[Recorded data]
----------

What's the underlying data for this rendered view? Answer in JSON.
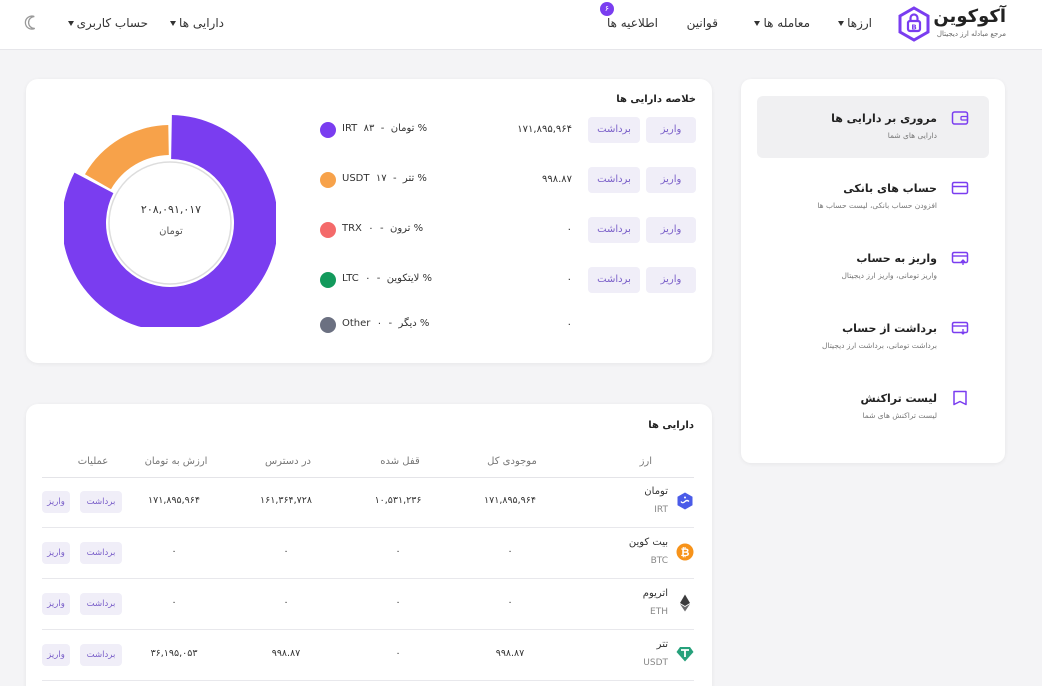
{
  "header": {
    "logo_name": "آکوکوین",
    "logo_tagline": "مرجع مبادله ارز دیجیتال",
    "nav": {
      "currencies": "ارزها",
      "trade": "معامله ها",
      "rules": "قوانین",
      "announcements": "اطلاعیه ها",
      "announcements_badge": "۶",
      "assets": "دارایی ها",
      "account": "حساب کاربری"
    },
    "icons": {
      "logo": "hexagon-lock-icon",
      "theme": "moon-icon"
    }
  },
  "sidebar": {
    "items": [
      {
        "title": "مروری بر دارایی ها",
        "subtitle": "دارایی های شما",
        "icon": "wallet-icon",
        "active": true
      },
      {
        "title": "حساب های بانکی",
        "subtitle": "افزودن حساب بانکی، لیست حساب ها",
        "icon": "card-icon",
        "active": false
      },
      {
        "title": "واریز به حساب",
        "subtitle": "واریز تومانی، واریز ارز دیجیتال",
        "icon": "deposit-icon",
        "active": false
      },
      {
        "title": "برداشت از حساب",
        "subtitle": "برداشت تومانی، برداشت ارز دیجیتال",
        "icon": "withdraw-icon",
        "active": false
      },
      {
        "title": "لیست تراکنش",
        "subtitle": "لیست تراکنش های شما",
        "icon": "list-icon",
        "active": false
      }
    ]
  },
  "summary": {
    "title": "خلاصه دارایی ها",
    "total_value": "۲۰۸,۰۹۱,۰۱۷",
    "total_unit": "تومان",
    "deposit_label": "واریز",
    "withdraw_label": "برداشت",
    "rows": [
      {
        "code": "IRT",
        "name": "تومان",
        "percent": "۸۳ %",
        "percent_value": 83,
        "amount": "۱۷۱,۸۹۵,۹۶۴",
        "color": "#7a3df0",
        "has_buttons": true
      },
      {
        "code": "USDT",
        "name": "تتر",
        "percent": "۱۷ %",
        "percent_value": 17,
        "amount": "۹۹۸.۸۷",
        "color": "#f7a24a",
        "has_buttons": true
      },
      {
        "code": "TRX",
        "name": "ترون",
        "percent": "۰ %",
        "percent_value": 0,
        "amount": "۰",
        "color": "#f46a6a",
        "has_buttons": true
      },
      {
        "code": "LTC",
        "name": "لایتکوین",
        "percent": "۰ %",
        "percent_value": 0,
        "amount": "۰",
        "color": "#139a5c",
        "has_buttons": true
      },
      {
        "code": "Other",
        "name": "دیگر",
        "percent": "۰ %",
        "percent_value": 0,
        "amount": "۰",
        "color": "#6b7081",
        "has_buttons": false
      }
    ]
  },
  "assets": {
    "title": "دارایی ها",
    "columns": [
      "ارز",
      "موجودی کل",
      "قفل شده",
      "در دسترس",
      "ارزش به تومان",
      "عملیات"
    ],
    "deposit_label": "واریز",
    "withdraw_label": "برداشت",
    "rows": [
      {
        "name": "تومان",
        "code": "IRT",
        "icon": "toman-icon",
        "icon_color": "#4a5be8",
        "total": "۱۷۱,۸۹۵,۹۶۴",
        "locked": "۱۰,۵۳۱,۲۳۶",
        "available": "۱۶۱,۳۶۴,۷۲۸",
        "value": "۱۷۱,۸۹۵,۹۶۴"
      },
      {
        "name": "بیت کوین",
        "code": "BTC",
        "icon": "bitcoin-icon",
        "icon_color": "#f7931a",
        "total": "۰",
        "locked": "۰",
        "available": "۰",
        "value": "۰"
      },
      {
        "name": "اتریوم",
        "code": "ETH",
        "icon": "ethereum-icon",
        "icon_color": "#3c3c3d",
        "total": "۰",
        "locked": "۰",
        "available": "۰",
        "value": "۰"
      },
      {
        "name": "تتر",
        "code": "USDT",
        "icon": "tether-icon",
        "icon_color": "#26a17b",
        "total": "۹۹۸.۸۷",
        "locked": "۰",
        "available": "۹۹۸.۸۷",
        "value": "۳۶,۱۹۵,۰۵۳"
      }
    ]
  }
}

----------

* GOAL
Copy out each line word for word, please, skipping the images.

* PROBLEM SOLUTION
What's the underlying data for this rendered view? Answer in JSON.
{
  "header": {
    "logo_name": "آکوکوین",
    "logo_tagline": "مرجع مبادله ارز دیجیتال",
    "nav": {
      "currencies": "ارزها",
      "trade": "معامله ها",
      "rules": "قوانین",
      "announcements": "اطلاعیه ها",
      "announcements_badge": "۶",
      "assets": "دارایی ها",
      "account": "حساب کاربری"
    },
    "icons": {
      "logo": "hexagon-lock-icon",
      "theme": "moon-icon"
    }
  },
  "sidebar": {
    "items": [
      {
        "title": "مروری بر دارایی ها",
        "subtitle": "دارایی های شما",
        "icon": "wallet-icon",
        "active": true
      },
      {
        "title": "حساب های بانکی",
        "subtitle": "افزودن حساب بانکی، لیست حساب ها",
        "icon": "card-icon",
        "active": false
      },
      {
        "title": "واریز به حساب",
        "subtitle": "واریز تومانی، واریز ارز دیجیتال",
        "icon": "deposit-icon",
        "active": false
      },
      {
        "title": "برداشت از حساب",
        "subtitle": "برداشت تومانی، برداشت ارز دیجیتال",
        "icon": "withdraw-icon",
        "active": false
      },
      {
        "title": "لیست تراکنش",
        "subtitle": "لیست تراکنش های شما",
        "icon": "list-icon",
        "active": false
      }
    ]
  },
  "summary": {
    "title": "خلاصه دارایی ها",
    "total_value": "۲۰۸,۰۹۱,۰۱۷",
    "total_unit": "تومان",
    "deposit_label": "واریز",
    "withdraw_label": "برداشت",
    "rows": [
      {
        "code": "IRT",
        "name": "تومان",
        "percent": "۸۳ %",
        "percent_value": 83,
        "amount": "۱۷۱,۸۹۵,۹۶۴",
        "color": "#7a3df0",
        "has_buttons": true
      },
      {
        "code": "USDT",
        "name": "تتر",
        "percent": "۱۷ %",
        "percent_value": 17,
        "amount": "۹۹۸.۸۷",
        "color": "#f7a24a",
        "has_buttons": true
      },
      {
        "code": "TRX",
        "name": "ترون",
        "percent": "۰ %",
        "percent_value": 0,
        "amount": "۰",
        "color": "#f46a6a",
        "has_buttons": true
      },
      {
        "code": "LTC",
        "name": "لایتکوین",
        "percent": "۰ %",
        "percent_value": 0,
        "amount": "۰",
        "color": "#139a5c",
        "has_buttons": true
      },
      {
        "code": "Other",
        "name": "دیگر",
        "percent": "۰ %",
        "percent_value": 0,
        "amount": "۰",
        "color": "#6b7081",
        "has_buttons": false
      }
    ]
  },
  "assets": {
    "title": "دارایی ها",
    "columns": [
      "ارز",
      "موجودی کل",
      "قفل شده",
      "در دسترس",
      "ارزش به تومان",
      "عملیات"
    ],
    "deposit_label": "واریز",
    "withdraw_label": "برداشت",
    "rows": [
      {
        "name": "تومان",
        "code": "IRT",
        "icon": "toman-icon",
        "icon_color": "#4a5be8",
        "total": "۱۷۱,۸۹۵,۹۶۴",
        "locked": "۱۰,۵۳۱,۲۳۶",
        "available": "۱۶۱,۳۶۴,۷۲۸",
        "value": "۱۷۱,۸۹۵,۹۶۴"
      },
      {
        "name": "بیت کوین",
        "code": "BTC",
        "icon": "bitcoin-icon",
        "icon_color": "#f7931a",
        "total": "۰",
        "locked": "۰",
        "available": "۰",
        "value": "۰"
      },
      {
        "name": "اتریوم",
        "code": "ETH",
        "icon": "ethereum-icon",
        "icon_color": "#3c3c3d",
        "total": "۰",
        "locked": "۰",
        "available": "۰",
        "value": "۰"
      },
      {
        "name": "تتر",
        "code": "USDT",
        "icon": "tether-icon",
        "icon_color": "#26a17b",
        "total": "۹۹۸.۸۷",
        "locked": "۰",
        "available": "۹۹۸.۸۷",
        "value": "۳۶,۱۹۵,۰۵۳"
      }
    ]
  }
}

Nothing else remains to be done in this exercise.